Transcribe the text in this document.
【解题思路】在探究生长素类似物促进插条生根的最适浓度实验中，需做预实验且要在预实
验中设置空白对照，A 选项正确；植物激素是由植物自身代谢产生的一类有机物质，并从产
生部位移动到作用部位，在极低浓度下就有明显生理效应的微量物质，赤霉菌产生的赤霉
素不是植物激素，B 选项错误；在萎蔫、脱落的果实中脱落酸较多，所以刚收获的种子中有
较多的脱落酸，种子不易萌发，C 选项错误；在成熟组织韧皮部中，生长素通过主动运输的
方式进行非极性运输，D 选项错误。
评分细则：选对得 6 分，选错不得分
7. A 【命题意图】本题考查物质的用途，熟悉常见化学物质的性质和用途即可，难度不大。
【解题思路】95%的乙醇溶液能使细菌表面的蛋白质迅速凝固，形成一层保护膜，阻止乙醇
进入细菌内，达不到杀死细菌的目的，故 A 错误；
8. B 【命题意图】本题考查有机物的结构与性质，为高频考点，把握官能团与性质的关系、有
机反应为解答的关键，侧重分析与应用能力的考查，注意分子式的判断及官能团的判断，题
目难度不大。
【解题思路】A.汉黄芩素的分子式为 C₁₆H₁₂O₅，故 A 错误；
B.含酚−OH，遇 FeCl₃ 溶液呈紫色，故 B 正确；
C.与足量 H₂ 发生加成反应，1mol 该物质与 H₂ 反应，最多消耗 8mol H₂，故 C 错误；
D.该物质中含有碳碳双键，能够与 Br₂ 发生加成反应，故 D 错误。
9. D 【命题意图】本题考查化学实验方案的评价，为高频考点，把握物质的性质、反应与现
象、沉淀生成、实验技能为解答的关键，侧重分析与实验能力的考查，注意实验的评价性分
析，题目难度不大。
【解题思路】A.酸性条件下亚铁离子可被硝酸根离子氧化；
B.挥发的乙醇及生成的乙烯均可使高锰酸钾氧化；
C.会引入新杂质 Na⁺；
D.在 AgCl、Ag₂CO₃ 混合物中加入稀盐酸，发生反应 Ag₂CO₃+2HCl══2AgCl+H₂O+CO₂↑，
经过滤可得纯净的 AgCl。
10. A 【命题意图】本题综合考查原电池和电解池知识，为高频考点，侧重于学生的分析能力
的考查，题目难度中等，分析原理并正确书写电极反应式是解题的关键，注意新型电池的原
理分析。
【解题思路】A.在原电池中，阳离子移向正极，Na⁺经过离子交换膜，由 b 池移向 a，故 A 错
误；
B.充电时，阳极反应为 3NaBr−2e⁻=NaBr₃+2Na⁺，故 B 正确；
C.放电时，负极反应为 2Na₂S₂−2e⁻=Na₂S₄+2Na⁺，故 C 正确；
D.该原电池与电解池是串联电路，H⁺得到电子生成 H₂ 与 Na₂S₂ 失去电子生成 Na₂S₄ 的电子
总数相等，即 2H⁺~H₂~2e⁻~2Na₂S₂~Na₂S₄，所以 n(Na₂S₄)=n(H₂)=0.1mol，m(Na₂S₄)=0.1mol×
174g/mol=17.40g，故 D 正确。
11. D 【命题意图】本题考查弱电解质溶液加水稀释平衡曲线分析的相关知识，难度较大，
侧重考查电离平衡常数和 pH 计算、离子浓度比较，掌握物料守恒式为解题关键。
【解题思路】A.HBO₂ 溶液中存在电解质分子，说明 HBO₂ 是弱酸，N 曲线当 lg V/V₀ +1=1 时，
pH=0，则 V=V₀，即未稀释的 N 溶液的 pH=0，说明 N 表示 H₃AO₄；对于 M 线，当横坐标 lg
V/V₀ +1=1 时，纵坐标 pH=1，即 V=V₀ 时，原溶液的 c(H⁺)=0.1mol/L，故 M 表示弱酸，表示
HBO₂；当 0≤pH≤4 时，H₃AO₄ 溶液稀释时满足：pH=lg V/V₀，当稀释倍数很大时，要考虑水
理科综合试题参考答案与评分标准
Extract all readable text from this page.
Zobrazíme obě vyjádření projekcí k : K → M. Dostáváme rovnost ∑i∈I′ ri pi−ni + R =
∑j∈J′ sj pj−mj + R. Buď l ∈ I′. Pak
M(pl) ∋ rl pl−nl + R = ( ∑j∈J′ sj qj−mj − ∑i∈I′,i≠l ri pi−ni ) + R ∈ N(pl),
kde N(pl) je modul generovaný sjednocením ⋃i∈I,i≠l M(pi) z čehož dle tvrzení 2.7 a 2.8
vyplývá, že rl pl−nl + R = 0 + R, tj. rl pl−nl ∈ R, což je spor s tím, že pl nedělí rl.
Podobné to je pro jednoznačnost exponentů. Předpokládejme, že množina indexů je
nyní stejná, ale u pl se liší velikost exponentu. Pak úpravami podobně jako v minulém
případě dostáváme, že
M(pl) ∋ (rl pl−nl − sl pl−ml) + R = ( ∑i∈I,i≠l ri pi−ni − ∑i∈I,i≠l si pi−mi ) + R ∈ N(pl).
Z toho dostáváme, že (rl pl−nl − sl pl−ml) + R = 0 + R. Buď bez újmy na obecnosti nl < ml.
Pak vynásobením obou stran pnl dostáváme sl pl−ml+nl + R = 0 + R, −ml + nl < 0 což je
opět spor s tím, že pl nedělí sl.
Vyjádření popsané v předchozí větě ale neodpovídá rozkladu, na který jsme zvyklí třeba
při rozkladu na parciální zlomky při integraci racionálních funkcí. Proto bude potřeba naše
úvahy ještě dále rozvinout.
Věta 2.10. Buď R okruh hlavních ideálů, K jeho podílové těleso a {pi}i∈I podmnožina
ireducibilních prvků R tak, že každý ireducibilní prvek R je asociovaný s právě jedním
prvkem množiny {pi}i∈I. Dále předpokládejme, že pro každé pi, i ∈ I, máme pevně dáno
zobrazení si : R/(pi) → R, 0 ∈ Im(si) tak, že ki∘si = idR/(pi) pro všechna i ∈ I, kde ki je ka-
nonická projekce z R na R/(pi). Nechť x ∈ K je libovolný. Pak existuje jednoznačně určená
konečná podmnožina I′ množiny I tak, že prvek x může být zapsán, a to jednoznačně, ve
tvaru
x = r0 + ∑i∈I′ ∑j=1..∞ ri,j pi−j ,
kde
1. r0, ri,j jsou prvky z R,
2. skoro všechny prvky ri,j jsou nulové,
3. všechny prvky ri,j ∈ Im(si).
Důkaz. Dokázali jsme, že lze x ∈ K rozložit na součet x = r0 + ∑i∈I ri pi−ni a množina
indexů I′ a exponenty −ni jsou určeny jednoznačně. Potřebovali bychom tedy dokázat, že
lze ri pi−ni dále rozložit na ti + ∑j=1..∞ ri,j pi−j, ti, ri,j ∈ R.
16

-=-=-=-=-

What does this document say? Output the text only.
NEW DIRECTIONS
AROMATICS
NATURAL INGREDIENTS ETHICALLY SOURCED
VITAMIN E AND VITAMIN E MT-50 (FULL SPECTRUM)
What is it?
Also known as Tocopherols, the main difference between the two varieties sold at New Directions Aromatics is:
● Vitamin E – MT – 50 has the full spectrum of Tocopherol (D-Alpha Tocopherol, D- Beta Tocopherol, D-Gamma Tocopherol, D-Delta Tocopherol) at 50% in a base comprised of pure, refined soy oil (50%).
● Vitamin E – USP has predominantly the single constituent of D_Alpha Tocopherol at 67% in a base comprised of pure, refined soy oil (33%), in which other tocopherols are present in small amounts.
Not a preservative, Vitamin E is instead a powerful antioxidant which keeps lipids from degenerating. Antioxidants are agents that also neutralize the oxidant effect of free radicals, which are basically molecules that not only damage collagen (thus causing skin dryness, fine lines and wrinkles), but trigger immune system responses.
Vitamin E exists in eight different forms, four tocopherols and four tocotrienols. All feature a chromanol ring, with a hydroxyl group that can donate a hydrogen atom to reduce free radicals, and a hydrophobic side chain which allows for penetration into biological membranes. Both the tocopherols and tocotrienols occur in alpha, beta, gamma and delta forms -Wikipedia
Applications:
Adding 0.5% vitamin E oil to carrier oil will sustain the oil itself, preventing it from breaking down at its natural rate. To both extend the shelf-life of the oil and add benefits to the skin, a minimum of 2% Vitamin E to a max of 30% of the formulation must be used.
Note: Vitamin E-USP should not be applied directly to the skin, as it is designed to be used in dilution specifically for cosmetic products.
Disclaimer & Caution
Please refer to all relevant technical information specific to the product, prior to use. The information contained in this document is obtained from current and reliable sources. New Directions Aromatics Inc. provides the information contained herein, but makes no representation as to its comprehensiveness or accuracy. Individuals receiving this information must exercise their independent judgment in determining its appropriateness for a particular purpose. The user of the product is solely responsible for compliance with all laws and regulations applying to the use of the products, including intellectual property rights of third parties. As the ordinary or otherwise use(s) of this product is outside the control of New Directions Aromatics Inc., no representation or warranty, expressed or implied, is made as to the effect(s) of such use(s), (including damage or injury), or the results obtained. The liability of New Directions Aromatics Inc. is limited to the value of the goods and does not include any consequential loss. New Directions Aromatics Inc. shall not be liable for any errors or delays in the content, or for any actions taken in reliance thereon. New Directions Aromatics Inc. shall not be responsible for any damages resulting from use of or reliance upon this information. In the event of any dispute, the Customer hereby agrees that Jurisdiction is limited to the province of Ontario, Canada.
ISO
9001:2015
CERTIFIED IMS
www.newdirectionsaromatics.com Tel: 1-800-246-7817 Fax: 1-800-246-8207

-=-=-=-=-

**Exercise requirements**
Return all lines of the material above in which the word "Na₂S₄" occurs.

**Solution**
C.放电时，负极反应为 2Na₂S₂−2e⁻=Na₂S₄+2Na⁺，故 C 正确；
D.该原电池与电解池是串联电路，H⁺得到电子生成 H₂ 与 Na₂S₂ 失去电子生成 Na₂S₄ 的电子
总数相等，即 2H⁺~H₂~2e⁻~2Na₂S₂~Na₂S₄，所以 n(Na₂S₄)=n(H₂)=0.1mol，m(Na₂S₄)=0.1mol×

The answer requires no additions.